> [Exercise details]: Please reproduce verbatim the entries from the very first line through the line containing "agent-tag: Loop [467,455,534,485]", including both of those lines.

* BEGIN Provided data *

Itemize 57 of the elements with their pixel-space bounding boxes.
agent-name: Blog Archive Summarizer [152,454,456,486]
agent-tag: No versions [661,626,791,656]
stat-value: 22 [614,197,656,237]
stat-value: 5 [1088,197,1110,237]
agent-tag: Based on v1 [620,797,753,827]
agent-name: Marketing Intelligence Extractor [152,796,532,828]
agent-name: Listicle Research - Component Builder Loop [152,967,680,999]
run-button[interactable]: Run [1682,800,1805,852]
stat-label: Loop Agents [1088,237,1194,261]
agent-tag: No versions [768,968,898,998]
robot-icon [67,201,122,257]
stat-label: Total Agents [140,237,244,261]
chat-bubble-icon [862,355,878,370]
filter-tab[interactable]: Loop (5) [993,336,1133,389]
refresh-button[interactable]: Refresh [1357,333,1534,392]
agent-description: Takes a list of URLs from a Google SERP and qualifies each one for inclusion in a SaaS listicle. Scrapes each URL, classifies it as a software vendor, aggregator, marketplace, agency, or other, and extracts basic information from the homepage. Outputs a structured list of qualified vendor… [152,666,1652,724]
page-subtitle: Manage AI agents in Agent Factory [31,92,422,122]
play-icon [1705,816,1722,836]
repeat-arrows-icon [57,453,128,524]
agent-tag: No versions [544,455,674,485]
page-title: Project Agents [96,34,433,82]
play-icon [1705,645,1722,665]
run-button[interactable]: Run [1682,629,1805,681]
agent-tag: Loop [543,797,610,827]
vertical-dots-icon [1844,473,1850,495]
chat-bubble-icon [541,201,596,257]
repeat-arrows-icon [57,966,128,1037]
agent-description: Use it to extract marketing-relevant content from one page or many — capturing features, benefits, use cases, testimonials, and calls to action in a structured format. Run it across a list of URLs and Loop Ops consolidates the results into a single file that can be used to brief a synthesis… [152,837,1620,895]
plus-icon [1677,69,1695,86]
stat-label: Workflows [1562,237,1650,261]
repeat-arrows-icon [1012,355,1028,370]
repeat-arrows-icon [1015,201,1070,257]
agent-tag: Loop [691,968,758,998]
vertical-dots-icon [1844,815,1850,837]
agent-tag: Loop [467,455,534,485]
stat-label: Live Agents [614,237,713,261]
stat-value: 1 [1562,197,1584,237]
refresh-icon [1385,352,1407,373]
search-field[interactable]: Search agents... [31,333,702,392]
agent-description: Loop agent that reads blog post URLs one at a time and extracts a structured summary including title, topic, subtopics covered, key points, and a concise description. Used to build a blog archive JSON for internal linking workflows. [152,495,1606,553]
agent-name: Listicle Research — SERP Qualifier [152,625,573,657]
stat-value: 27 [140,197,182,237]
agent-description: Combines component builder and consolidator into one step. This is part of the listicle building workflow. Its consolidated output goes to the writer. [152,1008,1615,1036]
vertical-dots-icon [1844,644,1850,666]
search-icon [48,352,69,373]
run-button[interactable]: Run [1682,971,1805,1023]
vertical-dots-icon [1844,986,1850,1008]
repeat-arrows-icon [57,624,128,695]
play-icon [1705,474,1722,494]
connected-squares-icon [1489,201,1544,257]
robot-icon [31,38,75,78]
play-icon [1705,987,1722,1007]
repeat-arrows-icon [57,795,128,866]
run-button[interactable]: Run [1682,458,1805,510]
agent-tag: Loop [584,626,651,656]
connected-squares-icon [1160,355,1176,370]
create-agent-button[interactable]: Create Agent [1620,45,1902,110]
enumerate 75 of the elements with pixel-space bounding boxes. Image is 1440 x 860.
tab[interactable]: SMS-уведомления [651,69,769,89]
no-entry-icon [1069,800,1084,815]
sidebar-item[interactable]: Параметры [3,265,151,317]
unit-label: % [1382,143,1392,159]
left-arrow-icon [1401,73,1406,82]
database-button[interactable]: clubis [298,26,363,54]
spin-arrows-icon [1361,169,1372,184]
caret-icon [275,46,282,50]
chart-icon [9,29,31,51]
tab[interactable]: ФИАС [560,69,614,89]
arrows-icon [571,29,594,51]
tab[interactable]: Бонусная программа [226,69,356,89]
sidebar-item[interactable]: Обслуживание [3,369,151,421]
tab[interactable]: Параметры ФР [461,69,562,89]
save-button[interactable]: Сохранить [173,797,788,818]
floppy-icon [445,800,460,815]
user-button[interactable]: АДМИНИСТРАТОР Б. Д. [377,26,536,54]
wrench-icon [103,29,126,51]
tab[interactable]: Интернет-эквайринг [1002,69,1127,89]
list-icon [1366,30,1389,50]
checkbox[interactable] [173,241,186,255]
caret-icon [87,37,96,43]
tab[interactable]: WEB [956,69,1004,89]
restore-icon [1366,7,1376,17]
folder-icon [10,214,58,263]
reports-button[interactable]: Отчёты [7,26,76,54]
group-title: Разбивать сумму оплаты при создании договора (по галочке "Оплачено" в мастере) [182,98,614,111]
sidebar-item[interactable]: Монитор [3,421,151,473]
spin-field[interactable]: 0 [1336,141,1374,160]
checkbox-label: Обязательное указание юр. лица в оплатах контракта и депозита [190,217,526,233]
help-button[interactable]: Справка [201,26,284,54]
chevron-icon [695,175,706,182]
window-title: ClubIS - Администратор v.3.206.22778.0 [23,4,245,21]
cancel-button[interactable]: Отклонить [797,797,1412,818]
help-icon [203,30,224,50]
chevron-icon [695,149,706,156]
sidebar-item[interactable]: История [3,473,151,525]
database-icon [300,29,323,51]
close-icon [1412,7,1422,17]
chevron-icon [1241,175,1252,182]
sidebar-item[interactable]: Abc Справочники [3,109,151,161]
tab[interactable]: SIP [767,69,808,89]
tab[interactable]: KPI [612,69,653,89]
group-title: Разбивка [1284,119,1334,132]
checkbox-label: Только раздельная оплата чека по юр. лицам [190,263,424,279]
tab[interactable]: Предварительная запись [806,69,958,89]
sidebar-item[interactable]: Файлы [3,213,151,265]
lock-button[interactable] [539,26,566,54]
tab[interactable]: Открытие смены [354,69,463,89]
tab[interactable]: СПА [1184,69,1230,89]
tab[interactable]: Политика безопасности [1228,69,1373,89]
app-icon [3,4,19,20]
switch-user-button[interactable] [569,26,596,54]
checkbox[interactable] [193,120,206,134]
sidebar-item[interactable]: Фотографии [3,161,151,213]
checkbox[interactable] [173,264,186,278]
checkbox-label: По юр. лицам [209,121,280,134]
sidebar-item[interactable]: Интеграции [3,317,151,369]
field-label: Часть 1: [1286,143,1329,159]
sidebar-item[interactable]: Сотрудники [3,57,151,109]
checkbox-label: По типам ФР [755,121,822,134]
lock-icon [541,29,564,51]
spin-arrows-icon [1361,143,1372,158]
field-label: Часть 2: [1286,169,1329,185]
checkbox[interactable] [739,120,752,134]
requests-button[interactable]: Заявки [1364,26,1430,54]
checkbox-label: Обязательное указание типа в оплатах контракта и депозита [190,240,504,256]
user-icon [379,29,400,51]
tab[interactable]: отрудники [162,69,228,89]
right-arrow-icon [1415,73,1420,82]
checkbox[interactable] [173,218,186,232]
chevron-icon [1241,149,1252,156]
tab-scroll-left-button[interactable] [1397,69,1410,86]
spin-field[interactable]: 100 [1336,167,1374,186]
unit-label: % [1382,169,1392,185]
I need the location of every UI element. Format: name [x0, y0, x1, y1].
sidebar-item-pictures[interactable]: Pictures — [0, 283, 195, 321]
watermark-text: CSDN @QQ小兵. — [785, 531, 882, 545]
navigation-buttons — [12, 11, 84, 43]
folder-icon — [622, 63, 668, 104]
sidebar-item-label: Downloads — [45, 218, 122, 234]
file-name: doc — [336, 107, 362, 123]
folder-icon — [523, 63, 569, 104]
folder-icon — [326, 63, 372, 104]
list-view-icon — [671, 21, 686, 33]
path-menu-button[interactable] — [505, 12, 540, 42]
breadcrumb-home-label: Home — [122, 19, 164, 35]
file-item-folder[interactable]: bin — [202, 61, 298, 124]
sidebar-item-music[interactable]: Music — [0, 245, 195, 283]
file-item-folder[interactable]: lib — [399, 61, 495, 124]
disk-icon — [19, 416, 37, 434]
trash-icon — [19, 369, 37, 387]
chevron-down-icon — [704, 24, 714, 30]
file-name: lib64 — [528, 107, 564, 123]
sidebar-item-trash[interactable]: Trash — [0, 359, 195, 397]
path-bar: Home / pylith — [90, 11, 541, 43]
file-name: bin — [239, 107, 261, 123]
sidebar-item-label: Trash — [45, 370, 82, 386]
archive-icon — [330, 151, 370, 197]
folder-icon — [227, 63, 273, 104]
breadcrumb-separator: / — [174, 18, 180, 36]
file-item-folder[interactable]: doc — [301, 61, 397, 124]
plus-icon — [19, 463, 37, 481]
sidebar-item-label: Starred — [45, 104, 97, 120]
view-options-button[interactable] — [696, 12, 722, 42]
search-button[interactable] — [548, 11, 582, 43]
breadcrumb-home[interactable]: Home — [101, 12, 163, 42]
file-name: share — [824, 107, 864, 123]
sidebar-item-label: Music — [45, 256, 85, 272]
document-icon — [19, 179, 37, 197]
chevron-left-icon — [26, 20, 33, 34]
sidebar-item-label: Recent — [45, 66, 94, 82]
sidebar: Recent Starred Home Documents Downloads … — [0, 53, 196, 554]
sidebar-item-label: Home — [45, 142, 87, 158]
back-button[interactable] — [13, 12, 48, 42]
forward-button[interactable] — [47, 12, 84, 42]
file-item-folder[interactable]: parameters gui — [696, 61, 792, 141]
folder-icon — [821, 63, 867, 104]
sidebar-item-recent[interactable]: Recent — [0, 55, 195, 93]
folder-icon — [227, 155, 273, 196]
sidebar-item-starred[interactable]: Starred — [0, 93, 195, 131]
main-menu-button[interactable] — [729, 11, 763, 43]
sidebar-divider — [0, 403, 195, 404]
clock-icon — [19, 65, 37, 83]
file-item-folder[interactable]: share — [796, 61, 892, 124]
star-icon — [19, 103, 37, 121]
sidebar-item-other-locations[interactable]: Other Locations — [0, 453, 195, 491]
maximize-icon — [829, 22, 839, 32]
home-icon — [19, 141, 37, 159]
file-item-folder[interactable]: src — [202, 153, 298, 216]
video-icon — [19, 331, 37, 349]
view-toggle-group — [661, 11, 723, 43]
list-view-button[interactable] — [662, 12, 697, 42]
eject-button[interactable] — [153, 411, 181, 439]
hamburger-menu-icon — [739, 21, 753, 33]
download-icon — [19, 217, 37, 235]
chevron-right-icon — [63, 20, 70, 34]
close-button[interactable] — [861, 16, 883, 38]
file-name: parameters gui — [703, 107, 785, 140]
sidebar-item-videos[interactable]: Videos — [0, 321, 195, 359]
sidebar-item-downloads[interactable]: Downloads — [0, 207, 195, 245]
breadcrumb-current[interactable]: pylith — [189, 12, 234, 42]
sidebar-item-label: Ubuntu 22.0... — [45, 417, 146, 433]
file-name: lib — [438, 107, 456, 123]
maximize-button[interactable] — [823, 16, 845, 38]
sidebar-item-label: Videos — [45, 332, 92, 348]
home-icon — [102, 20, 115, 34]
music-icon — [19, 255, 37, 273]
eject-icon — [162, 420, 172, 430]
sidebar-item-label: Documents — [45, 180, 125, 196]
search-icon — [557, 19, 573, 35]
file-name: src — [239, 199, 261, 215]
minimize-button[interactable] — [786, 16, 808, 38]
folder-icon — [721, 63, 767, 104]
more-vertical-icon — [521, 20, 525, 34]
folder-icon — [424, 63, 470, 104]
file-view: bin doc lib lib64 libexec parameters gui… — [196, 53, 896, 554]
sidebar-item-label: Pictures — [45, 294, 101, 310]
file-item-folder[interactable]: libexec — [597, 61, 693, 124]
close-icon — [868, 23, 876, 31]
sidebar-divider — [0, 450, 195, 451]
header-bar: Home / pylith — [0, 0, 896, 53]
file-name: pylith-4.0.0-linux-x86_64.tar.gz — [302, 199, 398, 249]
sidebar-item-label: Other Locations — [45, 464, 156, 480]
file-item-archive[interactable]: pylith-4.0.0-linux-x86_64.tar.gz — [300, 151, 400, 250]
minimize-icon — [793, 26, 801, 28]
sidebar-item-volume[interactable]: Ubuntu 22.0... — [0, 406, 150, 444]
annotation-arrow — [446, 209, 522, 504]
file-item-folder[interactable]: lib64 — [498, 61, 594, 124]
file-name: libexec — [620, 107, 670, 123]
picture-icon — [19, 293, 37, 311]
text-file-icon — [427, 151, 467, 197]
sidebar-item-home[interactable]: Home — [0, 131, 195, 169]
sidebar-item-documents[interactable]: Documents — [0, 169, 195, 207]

* END Provided data *

> [Output for this exercise]:
Itemize 57 of the elements with their pixel-space bounding boxes.
agent-name: Blog Archive Summarizer [152,454,456,486]
agent-tag: No versions [661,626,791,656]
stat-value: 22 [614,197,656,237]
stat-value: 5 [1088,197,1110,237]
agent-tag: Based on v1 [620,797,753,827]
agent-name: Marketing Intelligence Extractor [152,796,532,828]
agent-name: Listicle Research - Component Builder Loop [152,967,680,999]
run-button[interactable]: Run [1682,800,1805,852]
stat-label: Loop Agents [1088,237,1194,261]
agent-tag: No versions [768,968,898,998]
robot-icon [67,201,122,257]
stat-label: Total Agents [140,237,244,261]
chat-bubble-icon [862,355,878,370]
filter-tab[interactable]: Loop (5) [993,336,1133,389]
refresh-button[interactable]: Refresh [1357,333,1534,392]
agent-description: Takes a list of URLs from a Google SERP and qualifies each one for inclusion in a SaaS listicle. Scrapes each URL, classifies it as a software vendor, aggregator, marketplace, agency, or other, and extracts basic information from the homepage. Outputs a structured list of qualified vendor… [152,666,1652,724]
page-subtitle: Manage AI agents in Agent Factory [31,92,422,122]
play-icon [1705,816,1722,836]
repeat-arrows-icon [57,453,128,524]
agent-tag: No versions [544,455,674,485]
page-title: Project Agents [96,34,433,82]
play-icon [1705,645,1722,665]
run-button[interactable]: Run [1682,629,1805,681]
agent-tag: Loop [543,797,610,827]
vertical-dots-icon [1844,473,1850,495]
chat-bubble-icon [541,201,596,257]
repeat-arrows-icon [57,966,128,1037]
agent-description: Use it to extract marketing-relevant content from one page or many — capturing features, benefits, use cases, testimonials, and calls to action in a structured format. Run it across a list of URLs and Loop Ops consolidates the results into a single file that can be used to brief a synthesis… [152,837,1620,895]
plus-icon [1677,69,1695,86]
stat-label: Workflows [1562,237,1650,261]
repeat-arrows-icon [1012,355,1028,370]
repeat-arrows-icon [1015,201,1070,257]
agent-tag: Loop [691,968,758,998]
vertical-dots-icon [1844,815,1850,837]
agent-tag: Loop [467,455,534,485]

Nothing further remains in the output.